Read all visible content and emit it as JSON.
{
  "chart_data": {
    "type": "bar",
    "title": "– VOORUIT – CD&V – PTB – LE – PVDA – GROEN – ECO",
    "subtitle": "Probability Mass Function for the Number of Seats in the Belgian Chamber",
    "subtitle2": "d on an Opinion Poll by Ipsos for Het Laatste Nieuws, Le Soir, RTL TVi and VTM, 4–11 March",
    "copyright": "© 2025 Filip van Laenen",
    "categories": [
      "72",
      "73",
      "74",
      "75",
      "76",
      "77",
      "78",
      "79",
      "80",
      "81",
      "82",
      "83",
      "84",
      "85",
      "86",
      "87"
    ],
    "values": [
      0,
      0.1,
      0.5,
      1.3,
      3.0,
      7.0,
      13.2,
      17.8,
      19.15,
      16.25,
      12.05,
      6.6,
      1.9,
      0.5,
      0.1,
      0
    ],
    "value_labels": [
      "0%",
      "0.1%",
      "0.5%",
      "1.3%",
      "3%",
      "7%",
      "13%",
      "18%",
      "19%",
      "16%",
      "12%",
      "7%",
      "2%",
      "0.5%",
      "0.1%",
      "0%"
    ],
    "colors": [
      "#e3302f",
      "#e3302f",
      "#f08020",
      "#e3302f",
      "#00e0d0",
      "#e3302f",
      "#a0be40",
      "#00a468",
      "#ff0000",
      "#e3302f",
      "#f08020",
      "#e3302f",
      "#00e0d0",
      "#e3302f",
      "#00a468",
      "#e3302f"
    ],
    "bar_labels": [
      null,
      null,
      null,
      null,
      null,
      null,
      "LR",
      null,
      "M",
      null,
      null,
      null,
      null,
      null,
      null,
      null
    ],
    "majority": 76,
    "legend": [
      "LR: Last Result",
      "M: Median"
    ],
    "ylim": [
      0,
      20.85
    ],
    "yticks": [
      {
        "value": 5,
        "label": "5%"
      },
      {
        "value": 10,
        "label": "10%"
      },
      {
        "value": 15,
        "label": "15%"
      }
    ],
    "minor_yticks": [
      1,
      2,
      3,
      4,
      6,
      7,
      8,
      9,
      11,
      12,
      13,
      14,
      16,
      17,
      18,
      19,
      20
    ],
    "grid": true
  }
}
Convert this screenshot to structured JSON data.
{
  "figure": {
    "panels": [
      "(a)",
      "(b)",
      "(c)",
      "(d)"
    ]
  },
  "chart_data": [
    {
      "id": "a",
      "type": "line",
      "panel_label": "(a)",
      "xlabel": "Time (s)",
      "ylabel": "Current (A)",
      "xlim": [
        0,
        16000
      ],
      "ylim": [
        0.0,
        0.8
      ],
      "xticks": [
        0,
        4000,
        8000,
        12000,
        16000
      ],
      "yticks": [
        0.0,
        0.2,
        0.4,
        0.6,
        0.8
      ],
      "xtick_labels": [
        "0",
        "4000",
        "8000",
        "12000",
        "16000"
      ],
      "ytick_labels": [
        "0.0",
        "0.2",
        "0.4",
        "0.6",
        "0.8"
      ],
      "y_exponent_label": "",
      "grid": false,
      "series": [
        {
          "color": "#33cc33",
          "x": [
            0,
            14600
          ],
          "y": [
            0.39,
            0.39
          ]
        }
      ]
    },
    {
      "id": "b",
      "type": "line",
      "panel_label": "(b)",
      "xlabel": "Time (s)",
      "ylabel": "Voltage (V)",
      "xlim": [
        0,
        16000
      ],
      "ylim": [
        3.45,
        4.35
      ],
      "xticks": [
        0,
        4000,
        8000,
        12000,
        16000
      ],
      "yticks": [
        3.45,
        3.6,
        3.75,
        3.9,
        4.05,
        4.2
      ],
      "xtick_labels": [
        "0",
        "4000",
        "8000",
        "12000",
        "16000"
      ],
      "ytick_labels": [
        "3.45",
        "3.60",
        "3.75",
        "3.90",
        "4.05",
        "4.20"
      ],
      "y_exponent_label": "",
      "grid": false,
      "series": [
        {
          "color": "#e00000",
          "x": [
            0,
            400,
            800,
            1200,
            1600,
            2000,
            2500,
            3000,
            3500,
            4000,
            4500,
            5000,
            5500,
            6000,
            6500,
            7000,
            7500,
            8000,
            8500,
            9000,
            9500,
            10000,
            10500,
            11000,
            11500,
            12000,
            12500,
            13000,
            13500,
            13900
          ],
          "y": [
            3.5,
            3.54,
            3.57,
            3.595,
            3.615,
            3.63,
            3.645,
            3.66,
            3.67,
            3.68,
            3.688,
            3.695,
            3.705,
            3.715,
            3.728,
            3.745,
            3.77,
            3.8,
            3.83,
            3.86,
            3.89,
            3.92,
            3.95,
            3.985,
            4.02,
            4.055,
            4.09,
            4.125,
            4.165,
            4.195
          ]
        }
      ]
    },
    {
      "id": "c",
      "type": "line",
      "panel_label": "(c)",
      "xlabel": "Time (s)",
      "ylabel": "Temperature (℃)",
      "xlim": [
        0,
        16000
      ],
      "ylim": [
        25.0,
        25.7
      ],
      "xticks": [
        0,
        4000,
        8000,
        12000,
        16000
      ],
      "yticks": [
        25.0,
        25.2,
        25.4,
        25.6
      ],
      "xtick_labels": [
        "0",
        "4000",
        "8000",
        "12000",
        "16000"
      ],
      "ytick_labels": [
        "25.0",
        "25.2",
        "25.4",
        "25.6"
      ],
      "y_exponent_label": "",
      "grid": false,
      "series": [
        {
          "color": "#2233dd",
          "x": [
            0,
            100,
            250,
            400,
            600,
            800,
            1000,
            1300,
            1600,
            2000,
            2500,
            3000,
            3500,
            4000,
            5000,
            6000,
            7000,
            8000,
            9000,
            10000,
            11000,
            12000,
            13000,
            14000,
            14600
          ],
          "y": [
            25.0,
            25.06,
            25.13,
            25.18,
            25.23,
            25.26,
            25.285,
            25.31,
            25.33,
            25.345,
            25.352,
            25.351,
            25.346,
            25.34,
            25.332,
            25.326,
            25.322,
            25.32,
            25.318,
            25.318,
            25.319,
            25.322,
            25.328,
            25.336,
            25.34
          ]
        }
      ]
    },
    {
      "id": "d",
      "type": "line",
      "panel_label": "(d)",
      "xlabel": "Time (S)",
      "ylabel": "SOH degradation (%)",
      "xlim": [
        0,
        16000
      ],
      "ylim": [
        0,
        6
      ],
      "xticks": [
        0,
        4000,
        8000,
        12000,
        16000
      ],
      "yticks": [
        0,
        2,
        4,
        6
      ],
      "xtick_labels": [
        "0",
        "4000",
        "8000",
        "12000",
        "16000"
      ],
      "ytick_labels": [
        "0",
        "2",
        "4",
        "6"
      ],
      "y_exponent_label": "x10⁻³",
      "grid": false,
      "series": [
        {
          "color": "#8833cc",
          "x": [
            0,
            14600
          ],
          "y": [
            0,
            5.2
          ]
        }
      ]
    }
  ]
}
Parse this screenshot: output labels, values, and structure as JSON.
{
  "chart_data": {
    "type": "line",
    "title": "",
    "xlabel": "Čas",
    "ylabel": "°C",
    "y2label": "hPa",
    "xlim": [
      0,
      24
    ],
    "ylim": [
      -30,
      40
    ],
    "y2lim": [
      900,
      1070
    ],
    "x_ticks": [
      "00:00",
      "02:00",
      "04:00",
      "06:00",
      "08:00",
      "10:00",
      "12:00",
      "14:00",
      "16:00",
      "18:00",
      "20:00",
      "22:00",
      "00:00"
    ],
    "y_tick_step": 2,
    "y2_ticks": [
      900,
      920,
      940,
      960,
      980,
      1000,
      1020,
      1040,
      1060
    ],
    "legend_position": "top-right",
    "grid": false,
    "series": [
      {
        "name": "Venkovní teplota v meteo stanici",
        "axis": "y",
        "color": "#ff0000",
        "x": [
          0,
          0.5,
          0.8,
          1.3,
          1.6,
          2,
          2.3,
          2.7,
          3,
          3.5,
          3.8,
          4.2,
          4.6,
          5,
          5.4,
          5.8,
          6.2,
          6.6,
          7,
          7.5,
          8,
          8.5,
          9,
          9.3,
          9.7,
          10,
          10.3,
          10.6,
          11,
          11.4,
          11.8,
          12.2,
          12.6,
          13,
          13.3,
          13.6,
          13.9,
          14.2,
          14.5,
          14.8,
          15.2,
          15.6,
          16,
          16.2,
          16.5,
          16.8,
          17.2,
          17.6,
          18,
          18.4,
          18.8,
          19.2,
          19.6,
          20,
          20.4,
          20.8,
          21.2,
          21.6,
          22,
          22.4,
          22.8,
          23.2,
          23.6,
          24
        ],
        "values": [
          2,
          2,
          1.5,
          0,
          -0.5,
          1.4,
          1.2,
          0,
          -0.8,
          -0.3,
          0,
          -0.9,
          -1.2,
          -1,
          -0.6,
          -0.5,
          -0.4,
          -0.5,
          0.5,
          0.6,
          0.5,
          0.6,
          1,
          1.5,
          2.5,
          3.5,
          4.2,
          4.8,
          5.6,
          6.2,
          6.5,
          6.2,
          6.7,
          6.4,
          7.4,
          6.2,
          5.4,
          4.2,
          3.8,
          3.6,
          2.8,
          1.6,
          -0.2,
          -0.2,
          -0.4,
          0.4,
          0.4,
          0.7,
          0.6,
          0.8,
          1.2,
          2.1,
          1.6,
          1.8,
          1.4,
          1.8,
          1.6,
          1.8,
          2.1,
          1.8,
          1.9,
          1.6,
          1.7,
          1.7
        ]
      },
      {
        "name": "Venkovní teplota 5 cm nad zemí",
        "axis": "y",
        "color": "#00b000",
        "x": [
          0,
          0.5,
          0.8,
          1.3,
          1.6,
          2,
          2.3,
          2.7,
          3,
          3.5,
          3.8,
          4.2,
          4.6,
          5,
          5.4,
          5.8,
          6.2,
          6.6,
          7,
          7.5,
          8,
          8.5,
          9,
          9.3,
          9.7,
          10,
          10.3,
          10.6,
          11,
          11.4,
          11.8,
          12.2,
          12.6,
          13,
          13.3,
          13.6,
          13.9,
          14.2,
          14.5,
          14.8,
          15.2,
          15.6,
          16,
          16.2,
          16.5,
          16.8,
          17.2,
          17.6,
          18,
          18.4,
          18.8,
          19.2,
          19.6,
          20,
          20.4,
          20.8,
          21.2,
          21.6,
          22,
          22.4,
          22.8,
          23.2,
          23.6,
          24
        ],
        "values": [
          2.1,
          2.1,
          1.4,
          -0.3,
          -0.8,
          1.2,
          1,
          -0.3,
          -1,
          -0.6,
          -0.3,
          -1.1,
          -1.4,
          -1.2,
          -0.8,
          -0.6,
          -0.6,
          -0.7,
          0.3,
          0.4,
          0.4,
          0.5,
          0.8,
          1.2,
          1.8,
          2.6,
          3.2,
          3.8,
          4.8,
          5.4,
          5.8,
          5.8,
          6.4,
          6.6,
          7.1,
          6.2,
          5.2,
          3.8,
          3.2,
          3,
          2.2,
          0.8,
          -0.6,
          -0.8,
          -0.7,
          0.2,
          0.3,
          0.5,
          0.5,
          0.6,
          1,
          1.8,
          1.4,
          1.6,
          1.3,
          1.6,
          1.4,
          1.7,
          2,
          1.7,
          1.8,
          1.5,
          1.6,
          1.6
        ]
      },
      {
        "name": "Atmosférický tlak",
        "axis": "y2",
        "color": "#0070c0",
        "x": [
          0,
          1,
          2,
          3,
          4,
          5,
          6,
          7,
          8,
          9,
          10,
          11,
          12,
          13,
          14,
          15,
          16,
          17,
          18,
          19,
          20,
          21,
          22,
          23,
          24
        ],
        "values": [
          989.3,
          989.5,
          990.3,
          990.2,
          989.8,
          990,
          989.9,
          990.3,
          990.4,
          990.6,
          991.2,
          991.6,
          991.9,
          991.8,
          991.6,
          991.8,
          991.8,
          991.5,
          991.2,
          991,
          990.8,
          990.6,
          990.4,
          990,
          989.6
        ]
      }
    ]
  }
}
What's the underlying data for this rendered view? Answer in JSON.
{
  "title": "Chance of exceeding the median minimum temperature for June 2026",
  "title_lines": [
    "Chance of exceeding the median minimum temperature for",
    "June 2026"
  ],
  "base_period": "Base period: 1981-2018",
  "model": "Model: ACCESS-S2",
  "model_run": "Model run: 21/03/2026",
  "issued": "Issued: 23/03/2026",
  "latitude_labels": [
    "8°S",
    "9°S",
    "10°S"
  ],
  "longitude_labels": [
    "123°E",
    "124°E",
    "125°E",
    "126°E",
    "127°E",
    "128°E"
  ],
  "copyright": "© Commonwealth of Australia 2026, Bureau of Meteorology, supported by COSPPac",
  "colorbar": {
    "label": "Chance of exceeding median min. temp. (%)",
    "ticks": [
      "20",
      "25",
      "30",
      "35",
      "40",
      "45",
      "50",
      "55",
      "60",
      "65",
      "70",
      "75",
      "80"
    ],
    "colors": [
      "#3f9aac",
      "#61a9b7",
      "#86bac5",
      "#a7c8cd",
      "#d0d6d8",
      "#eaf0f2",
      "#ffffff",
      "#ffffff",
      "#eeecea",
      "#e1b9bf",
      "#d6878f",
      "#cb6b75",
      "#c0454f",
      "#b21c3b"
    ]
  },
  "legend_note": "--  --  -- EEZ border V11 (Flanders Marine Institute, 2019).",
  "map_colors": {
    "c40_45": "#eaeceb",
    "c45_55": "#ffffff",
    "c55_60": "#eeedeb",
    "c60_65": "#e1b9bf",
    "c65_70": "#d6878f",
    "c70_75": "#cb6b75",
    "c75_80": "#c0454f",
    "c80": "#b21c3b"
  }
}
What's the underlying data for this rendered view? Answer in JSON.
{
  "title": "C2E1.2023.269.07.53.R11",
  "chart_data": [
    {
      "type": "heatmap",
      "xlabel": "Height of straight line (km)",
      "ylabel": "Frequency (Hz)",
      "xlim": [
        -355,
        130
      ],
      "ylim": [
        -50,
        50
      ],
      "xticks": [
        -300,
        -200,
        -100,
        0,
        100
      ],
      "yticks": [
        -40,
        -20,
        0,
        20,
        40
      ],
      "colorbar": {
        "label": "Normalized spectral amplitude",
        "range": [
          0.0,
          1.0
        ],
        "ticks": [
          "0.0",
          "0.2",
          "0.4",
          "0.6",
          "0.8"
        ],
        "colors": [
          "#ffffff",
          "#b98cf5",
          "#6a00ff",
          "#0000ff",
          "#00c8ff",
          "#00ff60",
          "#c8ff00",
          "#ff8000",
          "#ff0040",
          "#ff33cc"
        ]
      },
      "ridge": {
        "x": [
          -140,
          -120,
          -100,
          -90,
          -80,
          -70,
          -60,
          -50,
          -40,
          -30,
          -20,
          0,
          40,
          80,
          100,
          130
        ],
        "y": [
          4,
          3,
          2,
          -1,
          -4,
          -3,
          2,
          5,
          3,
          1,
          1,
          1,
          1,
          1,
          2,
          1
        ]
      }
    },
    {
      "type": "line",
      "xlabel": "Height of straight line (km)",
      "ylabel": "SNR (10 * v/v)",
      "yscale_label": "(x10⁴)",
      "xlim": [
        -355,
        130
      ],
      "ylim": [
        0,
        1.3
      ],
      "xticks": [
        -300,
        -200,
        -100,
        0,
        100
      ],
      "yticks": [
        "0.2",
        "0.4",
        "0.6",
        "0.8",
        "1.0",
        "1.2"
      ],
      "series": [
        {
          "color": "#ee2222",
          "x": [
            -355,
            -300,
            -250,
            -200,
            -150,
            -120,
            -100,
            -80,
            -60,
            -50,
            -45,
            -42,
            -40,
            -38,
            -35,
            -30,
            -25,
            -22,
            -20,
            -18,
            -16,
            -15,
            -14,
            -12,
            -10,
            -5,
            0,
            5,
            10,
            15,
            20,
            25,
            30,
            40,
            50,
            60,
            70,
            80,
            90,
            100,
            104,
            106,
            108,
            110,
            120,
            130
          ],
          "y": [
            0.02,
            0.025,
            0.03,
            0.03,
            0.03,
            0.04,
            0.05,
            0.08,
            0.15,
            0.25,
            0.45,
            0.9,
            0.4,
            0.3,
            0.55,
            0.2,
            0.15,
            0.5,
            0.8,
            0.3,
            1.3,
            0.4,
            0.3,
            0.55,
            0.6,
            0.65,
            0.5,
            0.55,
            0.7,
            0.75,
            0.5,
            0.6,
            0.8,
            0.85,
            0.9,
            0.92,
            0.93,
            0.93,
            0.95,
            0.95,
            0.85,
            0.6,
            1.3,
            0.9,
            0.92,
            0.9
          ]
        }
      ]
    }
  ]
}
______________________________
From the listing above, pick out every line containing "name".

Exercise solution:
        "name": "Venkovní teplota v meteo stanici",
        "name": "Venkovní teplota 5 cm nad zemí",
        "name": "Atmosférický tlak",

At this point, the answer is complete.